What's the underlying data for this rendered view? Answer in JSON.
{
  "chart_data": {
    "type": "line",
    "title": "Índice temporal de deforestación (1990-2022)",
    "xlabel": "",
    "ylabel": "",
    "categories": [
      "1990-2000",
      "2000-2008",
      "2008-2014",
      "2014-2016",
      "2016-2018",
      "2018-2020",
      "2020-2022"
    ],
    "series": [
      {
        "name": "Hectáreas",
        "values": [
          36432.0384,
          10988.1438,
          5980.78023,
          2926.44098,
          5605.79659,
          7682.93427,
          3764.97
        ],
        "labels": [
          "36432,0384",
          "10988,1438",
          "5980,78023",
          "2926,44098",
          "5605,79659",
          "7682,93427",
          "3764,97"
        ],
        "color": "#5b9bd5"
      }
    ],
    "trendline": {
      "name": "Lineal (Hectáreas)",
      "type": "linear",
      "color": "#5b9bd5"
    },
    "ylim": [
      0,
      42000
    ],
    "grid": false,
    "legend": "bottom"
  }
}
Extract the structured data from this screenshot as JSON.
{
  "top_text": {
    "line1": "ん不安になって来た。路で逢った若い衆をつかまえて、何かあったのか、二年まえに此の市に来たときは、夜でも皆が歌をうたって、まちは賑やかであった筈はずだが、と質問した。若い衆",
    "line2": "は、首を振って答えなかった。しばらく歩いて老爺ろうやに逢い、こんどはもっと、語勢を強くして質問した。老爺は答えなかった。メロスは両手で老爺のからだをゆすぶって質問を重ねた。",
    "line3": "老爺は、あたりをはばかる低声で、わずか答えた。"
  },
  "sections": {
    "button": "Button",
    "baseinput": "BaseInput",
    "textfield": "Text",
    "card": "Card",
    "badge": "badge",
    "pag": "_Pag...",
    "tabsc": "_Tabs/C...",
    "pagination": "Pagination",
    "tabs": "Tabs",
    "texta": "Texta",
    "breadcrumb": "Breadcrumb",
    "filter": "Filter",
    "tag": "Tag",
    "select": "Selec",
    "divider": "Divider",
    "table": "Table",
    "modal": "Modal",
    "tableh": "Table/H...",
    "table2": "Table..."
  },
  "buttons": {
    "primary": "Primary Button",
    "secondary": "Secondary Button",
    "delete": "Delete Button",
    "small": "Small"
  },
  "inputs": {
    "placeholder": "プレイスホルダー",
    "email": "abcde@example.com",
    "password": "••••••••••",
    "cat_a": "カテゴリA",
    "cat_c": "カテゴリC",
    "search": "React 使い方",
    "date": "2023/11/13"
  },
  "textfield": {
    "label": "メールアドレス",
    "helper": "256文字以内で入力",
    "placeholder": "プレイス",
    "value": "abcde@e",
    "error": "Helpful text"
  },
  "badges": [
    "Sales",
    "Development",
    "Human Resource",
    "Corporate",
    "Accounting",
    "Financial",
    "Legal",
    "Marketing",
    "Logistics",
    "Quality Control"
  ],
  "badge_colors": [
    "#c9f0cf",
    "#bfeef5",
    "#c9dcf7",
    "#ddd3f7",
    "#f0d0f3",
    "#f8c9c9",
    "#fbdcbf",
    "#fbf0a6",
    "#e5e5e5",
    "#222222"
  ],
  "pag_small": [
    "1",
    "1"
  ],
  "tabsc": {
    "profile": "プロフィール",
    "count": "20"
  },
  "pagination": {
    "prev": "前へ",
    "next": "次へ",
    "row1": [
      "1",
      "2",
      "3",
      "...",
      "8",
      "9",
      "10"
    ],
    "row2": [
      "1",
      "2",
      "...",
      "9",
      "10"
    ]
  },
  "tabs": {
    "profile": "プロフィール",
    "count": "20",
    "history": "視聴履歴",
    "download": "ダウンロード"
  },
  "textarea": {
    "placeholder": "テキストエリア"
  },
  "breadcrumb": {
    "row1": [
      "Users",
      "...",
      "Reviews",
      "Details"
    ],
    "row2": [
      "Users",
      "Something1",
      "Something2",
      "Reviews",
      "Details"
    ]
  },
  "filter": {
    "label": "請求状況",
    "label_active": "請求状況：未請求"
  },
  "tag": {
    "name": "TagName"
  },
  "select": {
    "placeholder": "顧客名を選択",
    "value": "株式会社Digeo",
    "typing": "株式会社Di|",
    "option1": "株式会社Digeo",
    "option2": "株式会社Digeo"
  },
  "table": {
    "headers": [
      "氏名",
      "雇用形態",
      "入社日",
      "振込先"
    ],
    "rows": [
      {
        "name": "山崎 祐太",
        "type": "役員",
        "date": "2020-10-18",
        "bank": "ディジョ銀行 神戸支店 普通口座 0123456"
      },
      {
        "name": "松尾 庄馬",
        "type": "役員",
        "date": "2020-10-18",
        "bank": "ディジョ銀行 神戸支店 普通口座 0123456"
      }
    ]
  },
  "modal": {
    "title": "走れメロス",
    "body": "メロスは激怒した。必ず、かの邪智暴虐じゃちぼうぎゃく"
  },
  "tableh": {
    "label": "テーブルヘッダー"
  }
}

◆ ◆ ◆ ◆ ◆

→ What is expected: Provide all the records again, word for word.

→ The reply:
What's the underlying data for this rendered view? Answer in JSON.
{
  "chart_data": {
    "type": "line",
    "title": "Índice temporal de deforestación (1990-2022)",
    "xlabel": "",
    "ylabel": "",
    "categories": [
      "1990-2000",
      "2000-2008",
      "2008-2014",
      "2014-2016",
      "2016-2018",
      "2018-2020",
      "2020-2022"
    ],
    "series": [
      {
        "name": "Hectáreas",
        "values": [
          36432.0384,
          10988.1438,
          5980.78023,
          2926.44098,
          5605.79659,
          7682.93427,
          3764.97
        ],
        "labels": [
          "36432,0384",
          "10988,1438",
          "5980,78023",
          "2926,44098",
          "5605,79659",
          "7682,93427",
          "3764,97"
        ],
        "color": "#5b9bd5"
      }
    ],
    "trendline": {
      "name": "Lineal (Hectáreas)",
      "type": "linear",
      "color": "#5b9bd5"
    },
    "ylim": [
      0,
      42000
    ],
    "grid": false,
    "legend": "bottom"
  }
}
Extract the structured data from this screenshot as JSON.
{
  "top_text": {
    "line1": "ん不安になって来た。路で逢った若い衆をつかまえて、何かあったのか、二年まえに此の市に来たときは、夜でも皆が歌をうたって、まちは賑やかであった筈はずだが、と質問した。若い衆",
    "line2": "は、首を振って答えなかった。しばらく歩いて老爺ろうやに逢い、こんどはもっと、語勢を強くして質問した。老爺は答えなかった。メロスは両手で老爺のからだをゆすぶって質問を重ねた。",
    "line3": "老爺は、あたりをはばかる低声で、わずか答えた。"
  },
  "sections": {
    "button": "Button",
    "baseinput": "BaseInput",
    "textfield": "Text",
    "card": "Card",
    "badge": "badge",
    "pag": "_Pag...",
    "tabsc": "_Tabs/C...",
    "pagination": "Pagination",
    "tabs": "Tabs",
    "texta": "Texta",
    "breadcrumb": "Breadcrumb",
    "filter": "Filter",
    "tag": "Tag",
    "select": "Selec",
    "divider": "Divider",
    "table": "Table",
    "modal": "Modal",
    "tableh": "Table/H...",
    "table2": "Table..."
  },
  "buttons": {
    "primary": "Primary Button",
    "secondary": "Secondary Button",
    "delete": "Delete Button",
    "small": "Small"
  },
  "inputs": {
    "placeholder": "プレイスホルダー",
    "email": "abcde@example.com",
    "password": "••••••••••",
    "cat_a": "カテゴリA",
    "cat_c": "カテゴリC",
    "search": "React 使い方",
    "date": "2023/11/13"
  },
  "textfield": {
    "label": "メールアドレス",
    "helper": "256文字以内で入力",
    "placeholder": "プレイス",
    "value": "abcde@e",
    "error": "Helpful text"
  },
  "badges": [
    "Sales",
    "Development",
    "Human Resource",
    "Corporate",
    "Accounting",
    "Financial",
    "Legal",
    "Marketing",
    "Logistics",
    "Quality Control"
  ],
  "badge_colors": [
    "#c9f0cf",
    "#bfeef5",
    "#c9dcf7",
    "#ddd3f7",
    "#f0d0f3",
    "#f8c9c9",
    "#fbdcbf",
    "#fbf0a6",
    "#e5e5e5",
    "#222222"
  ],
  "pag_small": [
    "1",
    "1"
  ],
  "tabsc": {
    "profile": "プロフィール",
    "count": "20"
  },
  "pagination": {
    "prev": "前へ",
    "next": "次へ",
    "row1": [
      "1",
      "2",
      "3",
      "...",
      "8",
      "9",
      "10"
    ],
    "row2": [
      "1",
      "2",
      "...",
      "9",
      "10"
    ]
  },
  "tabs": {
    "profile": "プロフィール",
    "count": "20",
    "history": "視聴履歴",
    "download": "ダウンロード"
  },
  "textarea": {
    "placeholder": "テキストエリア"
  },
  "breadcrumb": {
    "row1": [
      "Users",
      "...",
      "Reviews",
      "Details"
    ],
    "row2": [
      "Users",
      "Something1",
      "Something2",
      "Reviews",
      "Details"
    ]
  },
  "filter": {
    "label": "請求状況",
    "label_active": "請求状況：未請求"
  },
  "tag": {
    "name": "TagName"
  },
  "select": {
    "placeholder": "顧客名を選択",
    "value": "株式会社Digeo",
    "typing": "株式会社Di|",
    "option1": "株式会社Digeo",
    "option2": "株式会社Digeo"
  },
  "table": {
    "headers": [
      "氏名",
      "雇用形態",
      "入社日",
      "振込先"
    ],
    "rows": [
      {
        "name": "山崎 祐太",
        "type": "役員",
        "date": "2020-10-18",
        "bank": "ディジョ銀行 神戸支店 普通口座 0123456"
      },
      {
        "name": "松尾 庄馬",
        "type": "役員",
        "date": "2020-10-18",
        "bank": "ディジョ銀行 神戸支店 普通口座 0123456"
      }
    ]
  },
  "modal": {
    "title": "走れメロス",
    "body": "メロスは激怒した。必ず、かの邪智暴虐じゃちぼうぎゃく"
  },
  "tableh": {
    "label": "テーブルヘッダー"
  }
}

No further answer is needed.